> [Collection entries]
------------------------------------
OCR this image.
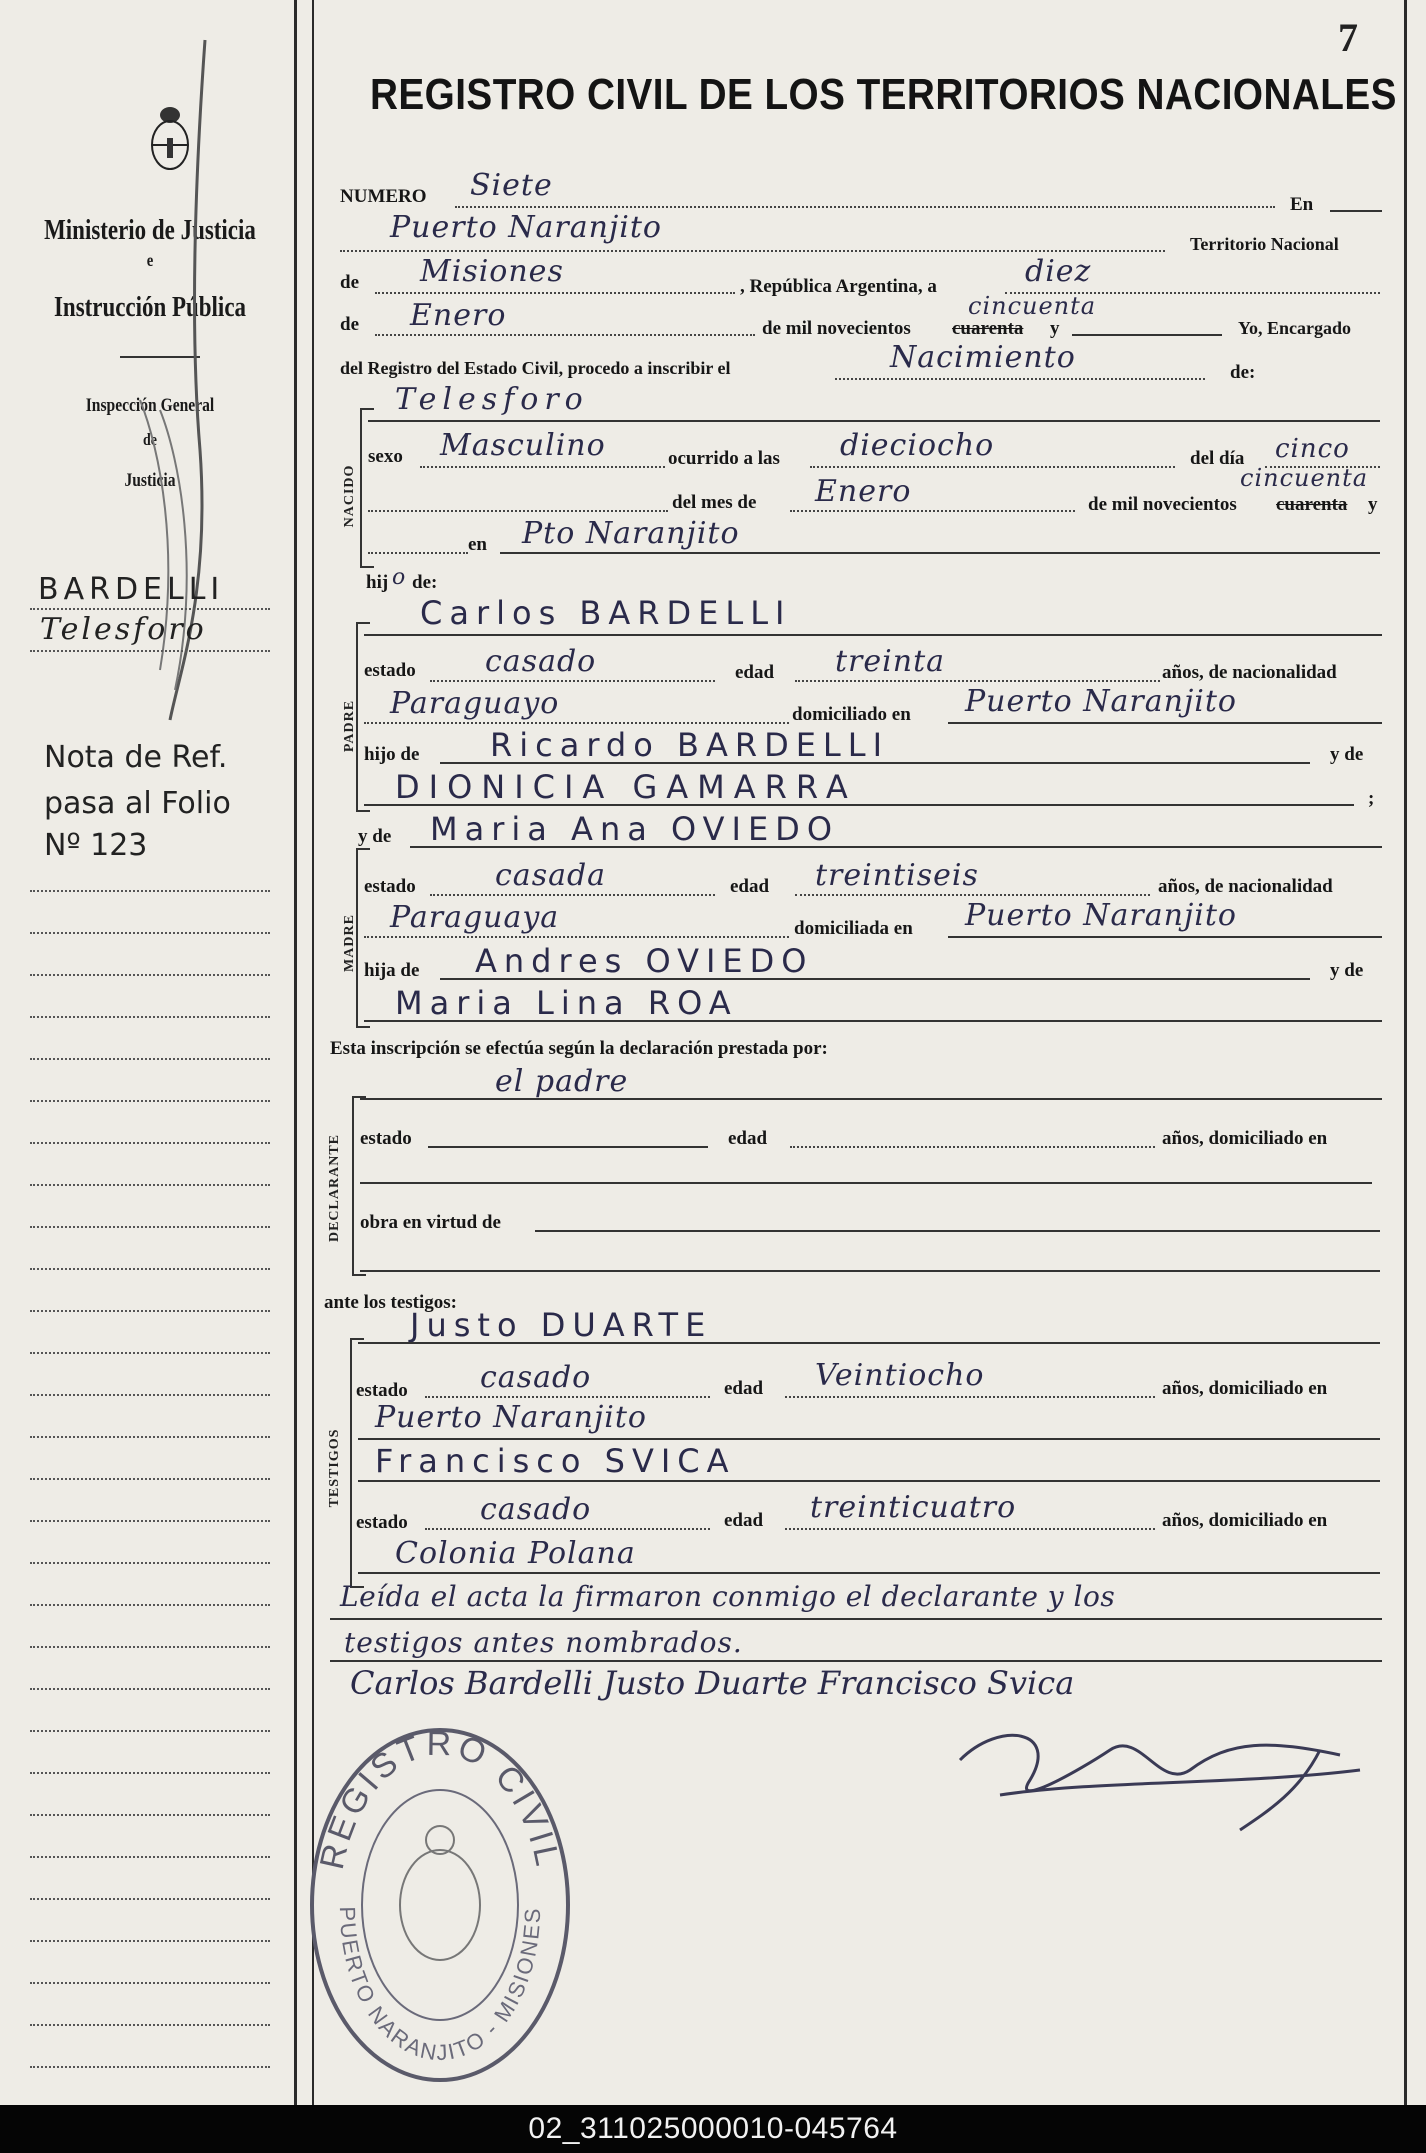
7
REGISTRO CIVIL DE LOS TERRITORIOS NACIONALES
Ministerio de Justicia
e
Instrucción Pública
Inspección General
de
Justicia
BARDELLI
Telesforo
Nota de Ref.
pasa al Folio
Nº 123
NUMERO Siete
En
Puerto Naranjito	Territorio Nacional
de Misiones	, República Argentina, a	diez
cincuenta
de Enero	de mil novecientos cuarenta y	Yo, Encargado
del Registro del Estado Civil, procedo a inscribir el	Nacimiento	de:
NACIDO
Telesforo
sexo Masculino	ocurrido a las dieciocho	del día cinco
cincuenta
del mes de Enero	de mil novecientos cuarenta y
en Pto Naranjito
hij o de:
PADRE
Carlos BARDELLI
estado casado	edad treinta	años, de nacionalidad
Paraguayo	domiciliado en Puerto Naranjito
hijo de Ricardo BARDELLI	y de
DIONICIA GAMARRA	;
y de Maria Ana OVIEDO
MADRE
estado	casada	edad treintiseis	años, de nacionalidad
Paraguaya	domiciliada en Puerto Naranjito
hija de Andres OVIEDO	y de
Maria Lina ROA
Esta inscripción se efectúa según la declaración prestada por:
DECLARANTE
el padre
estado	edad	años, domiciliado en
obra en virtud de
ante los testigos:
TESTIGOS
Justo DUARTE
estado casado	edad Veintiocho	años, domiciliado en
Puerto Naranjito
Francisco SVICA
estado casado	edad treinticuatro	años, domiciliado en
Colonia Polana
Leída el acta la firmaron conmigo el declarante y los
testigos antes nombrados.
Carlos Bardelli Justo Duarte Francisco Svica
REGISTRO CIVIL
PUERTO NARANJITO - MISIONES
02_311025000010-045764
------------------------------------
> [DIRECTIVE]
Copy every line of the data exactly as written, excluding the pictures.

> [FINAL ANSWER]
OCR this image.
7
REGISTRO CIVIL DE LOS TERRITORIOS NACIONALES
Ministerio de Justicia
e
Instrucción Pública
Inspección General
de
Justicia
BARDELLI
Telesforo
Nota de Ref.
pasa al Folio
Nº 123
NUMERO Siete
En
Puerto Naranjito	Territorio Nacional
de Misiones	, República Argentina, a	diez
cincuenta
de Enero	de mil novecientos cuarenta y	Yo, Encargado
del Registro del Estado Civil, procedo a inscribir el	Nacimiento	de:
NACIDO
Telesforo
sexo Masculino	ocurrido a las dieciocho	del día cinco
cincuenta
del mes de Enero	de mil novecientos cuarenta y
en Pto Naranjito
hij o de:
PADRE
Carlos BARDELLI
estado casado	edad treinta	años, de nacionalidad
Paraguayo	domiciliado en Puerto Naranjito
hijo de Ricardo BARDELLI	y de
DIONICIA GAMARRA	;
y de Maria Ana OVIEDO
MADRE
estado	casada	edad treintiseis	años, de nacionalidad
Paraguaya	domiciliada en Puerto Naranjito
hija de Andres OVIEDO	y de
Maria Lina ROA
Esta inscripción se efectúa según la declaración prestada por:
DECLARANTE
el padre
estado	edad	años, domiciliado en
obra en virtud de
ante los testigos:
TESTIGOS
Justo DUARTE
estado casado	edad Veintiocho	años, domiciliado en
Puerto Naranjito
Francisco SVICA
estado casado	edad treinticuatro	años, domiciliado en
Colonia Polana
Leída el acta la firmaron conmigo el declarante y los
testigos antes nombrados.
Carlos Bardelli Justo Duarte Francisco Svica
REGISTRO CIVIL
PUERTO NARANJITO - MISIONES
02_311025000010-045764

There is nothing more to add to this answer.